[Start of Data excerpts]

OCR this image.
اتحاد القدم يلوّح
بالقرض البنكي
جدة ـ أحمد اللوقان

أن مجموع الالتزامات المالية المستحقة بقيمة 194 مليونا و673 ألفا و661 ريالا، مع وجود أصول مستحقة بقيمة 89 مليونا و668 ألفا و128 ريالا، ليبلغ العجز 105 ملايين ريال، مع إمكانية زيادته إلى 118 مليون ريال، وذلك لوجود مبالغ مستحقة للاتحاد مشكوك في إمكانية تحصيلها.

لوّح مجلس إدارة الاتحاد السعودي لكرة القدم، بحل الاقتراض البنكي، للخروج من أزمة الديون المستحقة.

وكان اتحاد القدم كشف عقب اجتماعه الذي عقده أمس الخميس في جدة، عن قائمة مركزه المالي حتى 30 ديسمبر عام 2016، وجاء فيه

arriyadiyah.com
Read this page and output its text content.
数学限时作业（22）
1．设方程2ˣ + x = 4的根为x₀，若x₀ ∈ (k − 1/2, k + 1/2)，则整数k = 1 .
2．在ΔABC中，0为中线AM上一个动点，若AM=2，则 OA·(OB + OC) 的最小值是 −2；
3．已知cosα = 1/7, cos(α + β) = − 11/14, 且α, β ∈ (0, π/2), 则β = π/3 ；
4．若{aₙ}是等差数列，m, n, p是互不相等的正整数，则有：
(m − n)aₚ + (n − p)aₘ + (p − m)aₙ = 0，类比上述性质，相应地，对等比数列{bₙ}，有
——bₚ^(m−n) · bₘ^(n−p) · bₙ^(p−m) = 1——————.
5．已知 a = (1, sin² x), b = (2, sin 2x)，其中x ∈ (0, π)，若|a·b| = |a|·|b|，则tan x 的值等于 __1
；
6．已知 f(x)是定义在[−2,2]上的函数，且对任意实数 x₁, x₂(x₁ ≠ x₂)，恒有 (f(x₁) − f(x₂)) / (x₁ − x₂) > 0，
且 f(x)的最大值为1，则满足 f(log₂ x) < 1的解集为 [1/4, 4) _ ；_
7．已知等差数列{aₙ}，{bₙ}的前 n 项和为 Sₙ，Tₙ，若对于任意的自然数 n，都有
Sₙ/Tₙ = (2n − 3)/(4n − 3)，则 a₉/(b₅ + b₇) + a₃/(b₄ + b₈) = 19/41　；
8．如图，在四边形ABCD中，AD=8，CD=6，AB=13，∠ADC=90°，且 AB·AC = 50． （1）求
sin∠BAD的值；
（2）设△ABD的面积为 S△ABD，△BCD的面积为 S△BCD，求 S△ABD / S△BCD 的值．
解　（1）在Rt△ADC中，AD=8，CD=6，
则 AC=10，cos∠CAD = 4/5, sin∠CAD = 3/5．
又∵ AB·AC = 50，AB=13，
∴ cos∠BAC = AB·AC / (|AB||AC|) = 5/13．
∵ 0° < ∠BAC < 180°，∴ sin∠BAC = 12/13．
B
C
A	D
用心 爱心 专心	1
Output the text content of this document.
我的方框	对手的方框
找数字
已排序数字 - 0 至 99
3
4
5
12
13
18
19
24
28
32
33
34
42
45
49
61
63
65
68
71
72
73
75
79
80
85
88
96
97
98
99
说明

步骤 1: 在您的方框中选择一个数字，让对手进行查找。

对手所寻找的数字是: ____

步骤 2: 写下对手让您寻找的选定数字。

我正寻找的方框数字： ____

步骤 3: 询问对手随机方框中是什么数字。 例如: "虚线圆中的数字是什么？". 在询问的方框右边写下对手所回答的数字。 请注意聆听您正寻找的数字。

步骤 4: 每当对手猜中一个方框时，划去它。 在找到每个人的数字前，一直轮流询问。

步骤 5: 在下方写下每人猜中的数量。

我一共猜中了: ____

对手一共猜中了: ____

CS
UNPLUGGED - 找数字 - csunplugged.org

[End of Data excerpts]

**Description of the task**
Above are some records; extract every one of them exactly.

**Answer to this exercise**
OCR this image.
اتحاد القدم يلوّح
بالقرض البنكي
جدة ـ أحمد اللوقان

أن مجموع الالتزامات المالية المستحقة بقيمة 194 مليونا و673 ألفا و661 ريالا، مع وجود أصول مستحقة بقيمة 89 مليونا و668 ألفا و128 ريالا، ليبلغ العجز 105 ملايين ريال، مع إمكانية زيادته إلى 118 مليون ريال، وذلك لوجود مبالغ مستحقة للاتحاد مشكوك في إمكانية تحصيلها.

لوّح مجلس إدارة الاتحاد السعودي لكرة القدم، بحل الاقتراض البنكي، للخروج من أزمة الديون المستحقة.

وكان اتحاد القدم كشف عقب اجتماعه الذي عقده أمس الخميس في جدة، عن قائمة مركزه المالي حتى 30 ديسمبر عام 2016، وجاء فيه

arriyadiyah.com
Read this page and output its text content.
数学限时作业（22）
1．设方程2ˣ + x = 4的根为x₀，若x₀ ∈ (k − 1/2, k + 1/2)，则整数k = 1 .
2．在ΔABC中，0为中线AM上一个动点，若AM=2，则 OA·(OB + OC) 的最小值是 −2；
3．已知cosα = 1/7, cos(α + β) = − 11/14, 且α, β ∈ (0, π/2), 则β = π/3 ；
4．若{aₙ}是等差数列，m, n, p是互不相等的正整数，则有：
(m − n)aₚ + (n − p)aₘ + (p − m)aₙ = 0，类比上述性质，相应地，对等比数列{bₙ}，有
——bₚ^(m−n) · bₘ^(n−p) · bₙ^(p−m) = 1——————.
5．已知 a = (1, sin² x), b = (2, sin 2x)，其中x ∈ (0, π)，若|a·b| = |a|·|b|，则tan x 的值等于 __1
；
6．已知 f(x)是定义在[−2,2]上的函数，且对任意实数 x₁, x₂(x₁ ≠ x₂)，恒有 (f(x₁) − f(x₂)) / (x₁ − x₂) > 0，
且 f(x)的最大值为1，则满足 f(log₂ x) < 1的解集为 [1/4, 4) _ ；_
7．已知等差数列{aₙ}，{bₙ}的前 n 项和为 Sₙ，Tₙ，若对于任意的自然数 n，都有
Sₙ/Tₙ = (2n − 3)/(4n − 3)，则 a₉/(b₅ + b₇) + a₃/(b₄ + b₈) = 19/41　；
8．如图，在四边形ABCD中，AD=8，CD=6，AB=13，∠ADC=90°，且 AB·AC = 50． （1）求
sin∠BAD的值；
（2）设△ABD的面积为 S△ABD，△BCD的面积为 S△BCD，求 S△ABD / S△BCD 的值．
解　（1）在Rt△ADC中，AD=8，CD=6，
则 AC=10，cos∠CAD = 4/5, sin∠CAD = 3/5．
又∵ AB·AC = 50，AB=13，
∴ cos∠BAC = AB·AC / (|AB||AC|) = 5/13．
∵ 0° < ∠BAC < 180°，∴ sin∠BAC = 12/13．
B
C
A	D
用心 爱心 专心	1
Output the text content of this document.
我的方框	对手的方框
找数字
已排序数字 - 0 至 99
3
4
5
12
13
18
19
24
28
32
33
34
42
45
49
61
63
65
68
71
72
73
75
79
80
85
88
96
97
98
99
说明

步骤 1: 在您的方框中选择一个数字，让对手进行查找。

对手所寻找的数字是: ____

步骤 2: 写下对手让您寻找的选定数字。

我正寻找的方框数字： ____

步骤 3: 询问对手随机方框中是什么数字。 例如: "虚线圆中的数字是什么？". 在询问的方框右边写下对手所回答的数字。 请注意聆听您正寻找的数字。

步骤 4: 每当对手猜中一个方框时，划去它。 在找到每个人的数字前，一直轮流询问。

步骤 5: 在下方写下每人猜中的数量。

我一共猜中了: ____

对手一共猜中了: ____

CS
UNPLUGGED - 找数字 - csunplugged.org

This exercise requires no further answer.